━━━━━ RECORD SET ━━━━━
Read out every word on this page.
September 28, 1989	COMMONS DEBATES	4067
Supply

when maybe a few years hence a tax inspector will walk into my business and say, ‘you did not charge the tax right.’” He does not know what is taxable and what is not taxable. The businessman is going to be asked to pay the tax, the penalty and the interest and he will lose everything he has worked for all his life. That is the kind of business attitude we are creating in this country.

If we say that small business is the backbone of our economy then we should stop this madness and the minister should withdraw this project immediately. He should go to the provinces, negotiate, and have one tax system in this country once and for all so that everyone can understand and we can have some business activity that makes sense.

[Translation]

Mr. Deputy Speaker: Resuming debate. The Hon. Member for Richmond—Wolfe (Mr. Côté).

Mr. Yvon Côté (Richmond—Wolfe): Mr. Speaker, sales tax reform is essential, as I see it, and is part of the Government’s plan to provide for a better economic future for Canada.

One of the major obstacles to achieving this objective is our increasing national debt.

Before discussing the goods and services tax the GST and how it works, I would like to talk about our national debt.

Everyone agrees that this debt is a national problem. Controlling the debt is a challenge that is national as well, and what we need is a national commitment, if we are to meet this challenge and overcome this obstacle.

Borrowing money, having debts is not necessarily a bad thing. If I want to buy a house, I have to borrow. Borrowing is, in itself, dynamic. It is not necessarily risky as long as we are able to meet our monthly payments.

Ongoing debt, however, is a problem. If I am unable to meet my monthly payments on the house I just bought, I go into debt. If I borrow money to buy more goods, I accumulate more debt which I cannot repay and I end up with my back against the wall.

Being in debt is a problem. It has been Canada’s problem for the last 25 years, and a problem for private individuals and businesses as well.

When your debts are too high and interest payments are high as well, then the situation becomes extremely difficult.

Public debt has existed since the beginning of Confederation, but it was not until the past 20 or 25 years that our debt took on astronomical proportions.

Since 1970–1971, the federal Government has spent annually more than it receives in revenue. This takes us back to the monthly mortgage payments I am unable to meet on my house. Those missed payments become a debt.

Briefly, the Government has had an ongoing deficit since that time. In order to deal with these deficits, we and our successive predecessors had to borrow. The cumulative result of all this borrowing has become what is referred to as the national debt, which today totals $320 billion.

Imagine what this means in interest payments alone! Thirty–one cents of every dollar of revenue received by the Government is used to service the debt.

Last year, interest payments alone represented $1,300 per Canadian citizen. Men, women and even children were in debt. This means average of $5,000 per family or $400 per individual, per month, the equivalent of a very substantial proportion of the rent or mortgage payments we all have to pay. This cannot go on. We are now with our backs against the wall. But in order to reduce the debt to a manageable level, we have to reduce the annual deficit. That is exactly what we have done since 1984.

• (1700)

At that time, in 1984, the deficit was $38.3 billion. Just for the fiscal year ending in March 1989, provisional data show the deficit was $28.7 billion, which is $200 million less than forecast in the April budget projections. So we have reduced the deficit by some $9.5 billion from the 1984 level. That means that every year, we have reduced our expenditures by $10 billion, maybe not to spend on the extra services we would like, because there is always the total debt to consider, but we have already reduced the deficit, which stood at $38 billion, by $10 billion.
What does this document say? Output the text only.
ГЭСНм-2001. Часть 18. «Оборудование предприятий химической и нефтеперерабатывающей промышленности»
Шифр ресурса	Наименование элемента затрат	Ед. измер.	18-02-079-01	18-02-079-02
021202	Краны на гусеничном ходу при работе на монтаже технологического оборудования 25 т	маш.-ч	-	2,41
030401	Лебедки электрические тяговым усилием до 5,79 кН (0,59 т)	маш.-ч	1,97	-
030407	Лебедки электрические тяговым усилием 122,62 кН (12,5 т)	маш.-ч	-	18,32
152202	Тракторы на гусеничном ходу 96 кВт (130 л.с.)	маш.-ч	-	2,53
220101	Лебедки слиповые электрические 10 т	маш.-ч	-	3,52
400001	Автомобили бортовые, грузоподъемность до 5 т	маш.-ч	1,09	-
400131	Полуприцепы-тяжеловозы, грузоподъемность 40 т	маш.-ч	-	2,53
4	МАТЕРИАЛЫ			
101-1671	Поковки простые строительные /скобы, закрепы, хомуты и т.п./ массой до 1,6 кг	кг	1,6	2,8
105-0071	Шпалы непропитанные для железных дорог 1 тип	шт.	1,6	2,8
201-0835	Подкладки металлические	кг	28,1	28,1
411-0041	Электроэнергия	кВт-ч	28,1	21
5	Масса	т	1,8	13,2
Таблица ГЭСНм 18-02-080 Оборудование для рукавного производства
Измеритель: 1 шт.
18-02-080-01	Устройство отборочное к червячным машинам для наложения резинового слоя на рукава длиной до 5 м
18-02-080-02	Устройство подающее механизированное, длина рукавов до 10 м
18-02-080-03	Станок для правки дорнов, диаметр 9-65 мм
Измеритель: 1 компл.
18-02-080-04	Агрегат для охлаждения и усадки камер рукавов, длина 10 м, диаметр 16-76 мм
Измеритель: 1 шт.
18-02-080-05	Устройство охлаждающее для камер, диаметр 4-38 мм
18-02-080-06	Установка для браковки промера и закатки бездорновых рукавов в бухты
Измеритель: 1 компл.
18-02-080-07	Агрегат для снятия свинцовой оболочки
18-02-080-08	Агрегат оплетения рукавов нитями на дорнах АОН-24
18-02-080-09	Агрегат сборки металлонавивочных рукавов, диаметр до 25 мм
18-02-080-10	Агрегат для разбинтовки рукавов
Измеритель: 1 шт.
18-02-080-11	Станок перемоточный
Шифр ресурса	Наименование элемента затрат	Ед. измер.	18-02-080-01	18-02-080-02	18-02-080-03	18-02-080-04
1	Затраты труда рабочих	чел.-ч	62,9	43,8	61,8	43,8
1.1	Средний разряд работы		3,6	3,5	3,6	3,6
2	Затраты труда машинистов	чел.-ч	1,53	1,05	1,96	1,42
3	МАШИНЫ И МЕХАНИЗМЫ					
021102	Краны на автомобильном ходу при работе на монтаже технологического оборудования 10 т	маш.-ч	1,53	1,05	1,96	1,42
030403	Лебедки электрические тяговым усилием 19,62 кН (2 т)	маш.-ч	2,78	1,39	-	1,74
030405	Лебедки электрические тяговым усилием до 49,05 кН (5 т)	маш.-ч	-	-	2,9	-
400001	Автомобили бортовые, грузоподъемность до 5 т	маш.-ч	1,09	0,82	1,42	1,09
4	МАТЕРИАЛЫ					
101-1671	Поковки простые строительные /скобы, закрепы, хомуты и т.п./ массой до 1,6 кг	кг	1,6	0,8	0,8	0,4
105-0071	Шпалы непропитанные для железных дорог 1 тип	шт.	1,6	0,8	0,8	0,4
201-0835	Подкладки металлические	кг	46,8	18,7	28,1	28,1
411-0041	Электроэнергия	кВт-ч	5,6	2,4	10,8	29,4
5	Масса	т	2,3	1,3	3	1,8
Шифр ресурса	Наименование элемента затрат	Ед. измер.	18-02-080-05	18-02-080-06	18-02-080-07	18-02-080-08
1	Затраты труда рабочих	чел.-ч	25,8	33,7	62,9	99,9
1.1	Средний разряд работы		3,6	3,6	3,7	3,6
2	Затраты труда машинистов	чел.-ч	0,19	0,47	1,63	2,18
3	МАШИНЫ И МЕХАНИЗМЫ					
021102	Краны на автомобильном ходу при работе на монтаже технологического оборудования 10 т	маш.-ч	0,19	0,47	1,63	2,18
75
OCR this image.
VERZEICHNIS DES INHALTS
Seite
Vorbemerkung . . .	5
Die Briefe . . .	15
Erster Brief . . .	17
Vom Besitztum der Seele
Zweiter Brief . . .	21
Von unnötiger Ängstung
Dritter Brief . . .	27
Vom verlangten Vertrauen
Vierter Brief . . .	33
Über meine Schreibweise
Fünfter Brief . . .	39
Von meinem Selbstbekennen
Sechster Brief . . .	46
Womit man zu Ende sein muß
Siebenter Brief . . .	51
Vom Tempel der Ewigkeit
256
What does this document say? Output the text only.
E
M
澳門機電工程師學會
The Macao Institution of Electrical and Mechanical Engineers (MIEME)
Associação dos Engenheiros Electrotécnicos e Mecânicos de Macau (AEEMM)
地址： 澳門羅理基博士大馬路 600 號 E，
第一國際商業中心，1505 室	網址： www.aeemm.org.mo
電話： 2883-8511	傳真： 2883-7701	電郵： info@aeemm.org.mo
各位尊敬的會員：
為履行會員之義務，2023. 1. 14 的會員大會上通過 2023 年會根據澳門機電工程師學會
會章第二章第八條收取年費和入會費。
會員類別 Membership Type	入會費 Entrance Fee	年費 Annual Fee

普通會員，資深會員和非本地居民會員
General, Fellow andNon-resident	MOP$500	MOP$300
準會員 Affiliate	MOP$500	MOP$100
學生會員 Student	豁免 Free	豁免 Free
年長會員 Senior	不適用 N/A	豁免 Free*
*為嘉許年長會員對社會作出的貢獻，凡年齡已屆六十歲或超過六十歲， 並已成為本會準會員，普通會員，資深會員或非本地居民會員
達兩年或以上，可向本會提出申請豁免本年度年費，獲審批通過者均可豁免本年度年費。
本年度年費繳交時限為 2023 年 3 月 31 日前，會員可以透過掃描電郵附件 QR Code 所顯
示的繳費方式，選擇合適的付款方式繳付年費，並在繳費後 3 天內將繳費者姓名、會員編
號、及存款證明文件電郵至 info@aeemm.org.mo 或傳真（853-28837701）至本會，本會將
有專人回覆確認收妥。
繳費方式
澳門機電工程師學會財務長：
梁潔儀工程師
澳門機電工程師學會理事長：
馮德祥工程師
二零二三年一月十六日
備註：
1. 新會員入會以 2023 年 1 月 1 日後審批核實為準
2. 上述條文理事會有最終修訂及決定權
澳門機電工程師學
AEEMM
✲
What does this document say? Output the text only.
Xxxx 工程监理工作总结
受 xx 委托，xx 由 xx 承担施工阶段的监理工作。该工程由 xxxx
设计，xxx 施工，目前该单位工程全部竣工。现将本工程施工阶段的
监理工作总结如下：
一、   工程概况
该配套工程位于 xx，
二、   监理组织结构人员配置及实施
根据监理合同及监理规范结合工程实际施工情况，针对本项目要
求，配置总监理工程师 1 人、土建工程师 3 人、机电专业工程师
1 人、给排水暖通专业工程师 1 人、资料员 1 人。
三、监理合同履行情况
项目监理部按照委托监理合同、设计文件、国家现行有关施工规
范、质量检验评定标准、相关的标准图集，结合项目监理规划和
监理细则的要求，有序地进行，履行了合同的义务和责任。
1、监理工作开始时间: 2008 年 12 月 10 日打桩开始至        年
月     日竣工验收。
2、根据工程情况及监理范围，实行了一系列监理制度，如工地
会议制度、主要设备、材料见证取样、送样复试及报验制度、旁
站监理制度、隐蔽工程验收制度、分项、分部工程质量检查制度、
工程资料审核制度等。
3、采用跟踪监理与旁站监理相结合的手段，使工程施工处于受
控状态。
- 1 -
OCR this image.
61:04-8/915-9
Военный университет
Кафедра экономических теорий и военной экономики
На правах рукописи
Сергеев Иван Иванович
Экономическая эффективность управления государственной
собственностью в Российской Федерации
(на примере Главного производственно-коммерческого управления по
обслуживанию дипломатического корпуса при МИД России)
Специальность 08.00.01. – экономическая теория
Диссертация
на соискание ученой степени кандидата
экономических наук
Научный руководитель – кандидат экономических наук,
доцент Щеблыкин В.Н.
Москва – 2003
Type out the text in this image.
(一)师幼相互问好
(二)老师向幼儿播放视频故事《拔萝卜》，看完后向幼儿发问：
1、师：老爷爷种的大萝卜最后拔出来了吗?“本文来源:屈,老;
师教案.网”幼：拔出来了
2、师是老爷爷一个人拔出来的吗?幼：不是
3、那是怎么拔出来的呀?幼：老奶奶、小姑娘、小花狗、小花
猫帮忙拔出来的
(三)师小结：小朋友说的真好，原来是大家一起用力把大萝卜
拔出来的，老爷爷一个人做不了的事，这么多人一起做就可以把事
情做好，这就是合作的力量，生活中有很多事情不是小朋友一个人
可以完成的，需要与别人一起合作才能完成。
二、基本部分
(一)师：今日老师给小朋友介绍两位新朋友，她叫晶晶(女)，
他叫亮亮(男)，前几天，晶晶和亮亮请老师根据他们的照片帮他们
━━━━━
WHAT THE TASK REQUIRES: Go through the listing above and locate each line that holds the word "технологического". Copy those lines.

SOLUTION FOR THIS TASK:
021202	Краны на гусеничном ходу при работе на монтаже технологического оборудования 25 т	маш.-ч	-	2,41
021102	Краны на автомобильном ходу при работе на монтаже технологического оборудования 10 т	маш.-ч	1,53	1,05	1,96	1,42
021102	Краны на автомобильном ходу при работе на монтаже технологического оборудования 10 т	маш.-ч	0,19	0,47	1,63	2,18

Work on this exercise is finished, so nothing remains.